• [The task]:
The records below must be retyped exactly.

--- START OF Records shown ---

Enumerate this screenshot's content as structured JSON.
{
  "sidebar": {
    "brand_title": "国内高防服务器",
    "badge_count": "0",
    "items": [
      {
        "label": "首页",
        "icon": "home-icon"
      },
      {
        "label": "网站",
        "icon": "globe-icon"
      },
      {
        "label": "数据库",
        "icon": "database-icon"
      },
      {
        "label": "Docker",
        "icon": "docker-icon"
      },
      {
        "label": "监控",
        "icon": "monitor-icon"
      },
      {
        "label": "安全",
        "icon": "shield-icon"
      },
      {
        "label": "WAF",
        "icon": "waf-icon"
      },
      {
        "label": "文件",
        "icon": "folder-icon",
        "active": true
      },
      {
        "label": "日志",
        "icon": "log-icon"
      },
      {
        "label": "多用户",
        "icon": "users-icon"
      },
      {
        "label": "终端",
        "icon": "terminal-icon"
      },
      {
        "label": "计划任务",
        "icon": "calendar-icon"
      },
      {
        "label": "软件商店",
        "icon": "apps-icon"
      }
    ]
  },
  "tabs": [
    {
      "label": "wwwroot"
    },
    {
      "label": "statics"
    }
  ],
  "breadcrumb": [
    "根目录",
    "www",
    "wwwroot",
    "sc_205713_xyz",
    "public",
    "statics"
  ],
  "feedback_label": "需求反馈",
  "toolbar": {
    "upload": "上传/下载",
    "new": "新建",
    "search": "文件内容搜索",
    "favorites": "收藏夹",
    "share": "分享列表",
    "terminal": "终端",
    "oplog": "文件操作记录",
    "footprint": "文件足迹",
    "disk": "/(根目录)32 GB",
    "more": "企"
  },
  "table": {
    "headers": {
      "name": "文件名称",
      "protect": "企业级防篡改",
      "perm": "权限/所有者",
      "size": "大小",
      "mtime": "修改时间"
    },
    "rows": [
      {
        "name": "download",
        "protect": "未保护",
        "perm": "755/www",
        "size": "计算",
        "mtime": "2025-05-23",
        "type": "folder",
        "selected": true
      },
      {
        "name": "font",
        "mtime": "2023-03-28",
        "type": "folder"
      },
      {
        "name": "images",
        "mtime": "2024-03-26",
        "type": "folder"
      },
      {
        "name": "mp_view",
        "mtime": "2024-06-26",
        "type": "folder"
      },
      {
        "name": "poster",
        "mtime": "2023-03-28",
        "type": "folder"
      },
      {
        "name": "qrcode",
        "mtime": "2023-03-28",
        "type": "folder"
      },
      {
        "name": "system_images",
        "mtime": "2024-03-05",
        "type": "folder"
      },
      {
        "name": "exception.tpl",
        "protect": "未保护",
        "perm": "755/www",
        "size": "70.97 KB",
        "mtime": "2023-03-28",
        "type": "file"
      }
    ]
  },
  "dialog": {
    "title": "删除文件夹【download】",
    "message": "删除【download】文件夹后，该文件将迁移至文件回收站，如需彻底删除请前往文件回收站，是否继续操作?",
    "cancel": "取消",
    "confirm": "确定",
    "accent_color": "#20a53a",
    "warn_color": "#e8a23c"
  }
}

--- END OF Records shown ---

• [Response]:
Enumerate this screenshot's content as structured JSON.
{
  "sidebar": {
    "brand_title": "国内高防服务器",
    "badge_count": "0",
    "items": [
      {
        "label": "首页",
        "icon": "home-icon"
      },
      {
        "label": "网站",
        "icon": "globe-icon"
      },
      {
        "label": "数据库",
        "icon": "database-icon"
      },
      {
        "label": "Docker",
        "icon": "docker-icon"
      },
      {
        "label": "监控",
        "icon": "monitor-icon"
      },
      {
        "label": "安全",
        "icon": "shield-icon"
      },
      {
        "label": "WAF",
        "icon": "waf-icon"
      },
      {
        "label": "文件",
        "icon": "folder-icon",
        "active": true
      },
      {
        "label": "日志",
        "icon": "log-icon"
      },
      {
        "label": "多用户",
        "icon": "users-icon"
      },
      {
        "label": "终端",
        "icon": "terminal-icon"
      },
      {
        "label": "计划任务",
        "icon": "calendar-icon"
      },
      {
        "label": "软件商店",
        "icon": "apps-icon"
      }
    ]
  },
  "tabs": [
    {
      "label": "wwwroot"
    },
    {
      "label": "statics"
    }
  ],
  "breadcrumb": [
    "根目录",
    "www",
    "wwwroot",
    "sc_205713_xyz",
    "public",
    "statics"
  ],
  "feedback_label": "需求反馈",
  "toolbar": {
    "upload": "上传/下载",
    "new": "新建",
    "search": "文件内容搜索",
    "favorites": "收藏夹",
    "share": "分享列表",
    "terminal": "终端",
    "oplog": "文件操作记录",
    "footprint": "文件足迹",
    "disk": "/(根目录)32 GB",
    "more": "企"
  },
  "table": {
    "headers": {
      "name": "文件名称",
      "protect": "企业级防篡改",
      "perm": "权限/所有者",
      "size": "大小",
      "mtime": "修改时间"
    },
    "rows": [
      {
        "name": "download",
        "protect": "未保护",
        "perm": "755/www",
        "size": "计算",
        "mtime": "2025-05-23",
        "type": "folder",
        "selected": true
      },
      {
        "name": "font",
        "mtime": "2023-03-28",
        "type": "folder"
      },
      {
        "name": "images",
        "mtime": "2024-03-26",
        "type": "folder"
      },
      {
        "name": "mp_view",
        "mtime": "2024-06-26",
        "type": "folder"
      },
      {
        "name": "poster",
        "mtime": "2023-03-28",
        "type": "folder"
      },
      {
        "name": "qrcode",
        "mtime": "2023-03-28",
        "type": "folder"
      },
      {
        "name": "system_images",
        "mtime": "2024-03-05",
        "type": "folder"
      },
      {
        "name": "exception.tpl",
        "protect": "未保护",
        "perm": "755/www",
        "size": "70.97 KB",
        "mtime": "2023-03-28",
        "type": "file"
      }
    ]
  },
  "dialog": {
    "title": "删除文件夹【download】",
    "message": "删除【download】文件夹后，该文件将迁移至文件回收站，如需彻底删除请前往文件回收站，是否继续操作?",
    "cancel": "取消",
    "confirm": "确定",
    "accent_color": "#20a53a",
    "warn_color": "#e8a23c"
  }
}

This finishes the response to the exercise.